Recorded data:
┏━━

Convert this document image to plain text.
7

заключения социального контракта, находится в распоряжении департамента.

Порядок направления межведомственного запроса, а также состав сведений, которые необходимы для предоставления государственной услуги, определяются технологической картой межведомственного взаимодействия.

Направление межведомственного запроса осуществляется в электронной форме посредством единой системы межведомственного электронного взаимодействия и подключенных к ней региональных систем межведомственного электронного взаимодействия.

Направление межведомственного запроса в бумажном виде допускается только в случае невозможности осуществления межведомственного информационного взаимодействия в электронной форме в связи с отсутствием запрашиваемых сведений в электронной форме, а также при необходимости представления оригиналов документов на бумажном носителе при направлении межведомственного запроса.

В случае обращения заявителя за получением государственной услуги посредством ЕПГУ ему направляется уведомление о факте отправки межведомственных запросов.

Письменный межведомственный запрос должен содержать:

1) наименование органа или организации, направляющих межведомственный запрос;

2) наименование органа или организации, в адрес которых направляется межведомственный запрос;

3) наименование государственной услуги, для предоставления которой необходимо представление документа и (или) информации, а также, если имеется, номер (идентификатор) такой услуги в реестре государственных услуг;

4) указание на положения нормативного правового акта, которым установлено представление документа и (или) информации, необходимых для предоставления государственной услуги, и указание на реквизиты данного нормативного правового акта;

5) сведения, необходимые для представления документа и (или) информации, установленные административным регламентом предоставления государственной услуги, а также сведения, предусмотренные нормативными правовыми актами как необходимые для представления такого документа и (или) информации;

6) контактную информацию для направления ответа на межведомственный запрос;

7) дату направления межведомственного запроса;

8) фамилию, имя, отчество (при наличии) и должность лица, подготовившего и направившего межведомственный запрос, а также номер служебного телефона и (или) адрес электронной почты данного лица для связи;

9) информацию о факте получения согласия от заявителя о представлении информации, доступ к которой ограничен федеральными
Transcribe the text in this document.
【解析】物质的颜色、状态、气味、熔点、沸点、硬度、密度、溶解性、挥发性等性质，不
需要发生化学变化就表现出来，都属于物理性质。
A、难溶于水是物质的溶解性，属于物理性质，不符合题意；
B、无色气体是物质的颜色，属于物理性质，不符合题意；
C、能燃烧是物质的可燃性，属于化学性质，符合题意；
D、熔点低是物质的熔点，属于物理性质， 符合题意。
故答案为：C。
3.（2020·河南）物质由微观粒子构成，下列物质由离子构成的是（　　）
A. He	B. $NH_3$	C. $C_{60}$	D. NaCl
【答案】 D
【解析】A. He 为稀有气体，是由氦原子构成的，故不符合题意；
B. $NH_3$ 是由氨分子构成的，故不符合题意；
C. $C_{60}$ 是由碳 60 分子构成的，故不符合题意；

┗━━

§ **Work to do**: Extract every record and return it verbatim.

§ **Exercise response**:
Convert this document image to plain text.
7

заключения социального контракта, находится в распоряжении департамента.

Порядок направления межведомственного запроса, а также состав сведений, которые необходимы для предоставления государственной услуги, определяются технологической картой межведомственного взаимодействия.

Направление межведомственного запроса осуществляется в электронной форме посредством единой системы межведомственного электронного взаимодействия и подключенных к ней региональных систем межведомственного электронного взаимодействия.

Направление межведомственного запроса в бумажном виде допускается только в случае невозможности осуществления межведомственного информационного взаимодействия в электронной форме в связи с отсутствием запрашиваемых сведений в электронной форме, а также при необходимости представления оригиналов документов на бумажном носителе при направлении межведомственного запроса.

В случае обращения заявителя за получением государственной услуги посредством ЕПГУ ему направляется уведомление о факте отправки межведомственных запросов.

Письменный межведомственный запрос должен содержать:

1) наименование органа или организации, направляющих межведомственный запрос;

2) наименование органа или организации, в адрес которых направляется межведомственный запрос;

3) наименование государственной услуги, для предоставления которой необходимо представление документа и (или) информации, а также, если имеется, номер (идентификатор) такой услуги в реестре государственных услуг;

4) указание на положения нормативного правового акта, которым установлено представление документа и (или) информации, необходимых для предоставления государственной услуги, и указание на реквизиты данного нормативного правового акта;

5) сведения, необходимые для представления документа и (или) информации, установленные административным регламентом предоставления государственной услуги, а также сведения, предусмотренные нормативными правовыми актами как необходимые для представления такого документа и (или) информации;

6) контактную информацию для направления ответа на межведомственный запрос;

7) дату направления межведомственного запроса;

8) фамилию, имя, отчество (при наличии) и должность лица, подготовившего и направившего межведомственный запрос, а также номер служебного телефона и (или) адрес электронной почты данного лица для связи;

9) информацию о факте получения согласия от заявителя о представлении информации, доступ к которой ограничен федеральными
Transcribe the text in this document.
【解析】物质的颜色、状态、气味、熔点、沸点、硬度、密度、溶解性、挥发性等性质，不
需要发生化学变化就表现出来，都属于物理性质。
A、难溶于水是物质的溶解性，属于物理性质，不符合题意；
B、无色气体是物质的颜色，属于物理性质，不符合题意；
C、能燃烧是物质的可燃性，属于化学性质，符合题意；
D、熔点低是物质的熔点，属于物理性质， 符合题意。
故答案为：C。
3.（2020·河南）物质由微观粒子构成，下列物质由离子构成的是（　　）
A. He	B. $NH_3$	C. $C_{60}$	D. NaCl
【答案】 D
【解析】A. He 为稀有气体，是由氦原子构成的，故不符合题意；
B. $NH_3$ 是由氨分子构成的，故不符合题意；
C. $C_{60}$ 是由碳 60 分子构成的，故不符合题意；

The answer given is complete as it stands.